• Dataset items
============================================================
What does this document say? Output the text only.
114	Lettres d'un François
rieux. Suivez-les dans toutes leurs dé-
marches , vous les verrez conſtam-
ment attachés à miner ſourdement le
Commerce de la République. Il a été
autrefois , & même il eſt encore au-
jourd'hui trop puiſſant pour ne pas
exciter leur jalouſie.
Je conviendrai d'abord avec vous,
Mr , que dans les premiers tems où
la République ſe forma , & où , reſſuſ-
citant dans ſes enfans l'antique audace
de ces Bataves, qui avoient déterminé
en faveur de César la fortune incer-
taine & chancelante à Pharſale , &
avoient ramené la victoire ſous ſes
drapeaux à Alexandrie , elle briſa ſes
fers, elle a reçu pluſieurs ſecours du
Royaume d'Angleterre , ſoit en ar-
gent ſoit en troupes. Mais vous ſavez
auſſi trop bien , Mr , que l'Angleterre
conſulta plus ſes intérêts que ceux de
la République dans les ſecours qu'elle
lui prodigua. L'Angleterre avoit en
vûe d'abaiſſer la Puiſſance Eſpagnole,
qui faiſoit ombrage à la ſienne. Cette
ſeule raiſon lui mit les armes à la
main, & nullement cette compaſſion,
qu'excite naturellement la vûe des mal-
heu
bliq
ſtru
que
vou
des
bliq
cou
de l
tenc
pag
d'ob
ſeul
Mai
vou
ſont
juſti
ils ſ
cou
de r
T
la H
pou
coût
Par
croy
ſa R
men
============================================================
• WHAT YOU NEED TO DO
Exactly as written, please output every entry.

• EXERCISE SOLUTION
What does this document say? Output the text only.
114	Lettres d'un François
rieux. Suivez-les dans toutes leurs dé-
marches , vous les verrez conſtam-
ment attachés à miner ſourdement le
Commerce de la République. Il a été
autrefois , & même il eſt encore au-
jourd'hui trop puiſſant pour ne pas
exciter leur jalouſie.
Je conviendrai d'abord avec vous,
Mr , que dans les premiers tems où
la République ſe forma , & où , reſſuſ-
citant dans ſes enfans l'antique audace
de ces Bataves, qui avoient déterminé
en faveur de César la fortune incer-
taine & chancelante à Pharſale , &
avoient ramené la victoire ſous ſes
drapeaux à Alexandrie , elle briſa ſes
fers, elle a reçu pluſieurs ſecours du
Royaume d'Angleterre , ſoit en ar-
gent ſoit en troupes. Mais vous ſavez
auſſi trop bien , Mr , que l'Angleterre
conſulta plus ſes intérêts que ceux de
la République dans les ſecours qu'elle
lui prodigua. L'Angleterre avoit en
vûe d'abaiſſer la Puiſſance Eſpagnole,
qui faiſoit ombrage à la ſienne. Cette
ſeule raiſon lui mit les armes à la
main, & nullement cette compaſſion,
qu'excite naturellement la vûe des mal-
heu
bliq
ſtru
que
vou
des
bliq
cou
de l
tenc
pag
d'ob
ſeul
Mai
vou
ſont
juſti
ils ſ
cou
de r
T
la H
pou
coût
Par
croy
ſa R
men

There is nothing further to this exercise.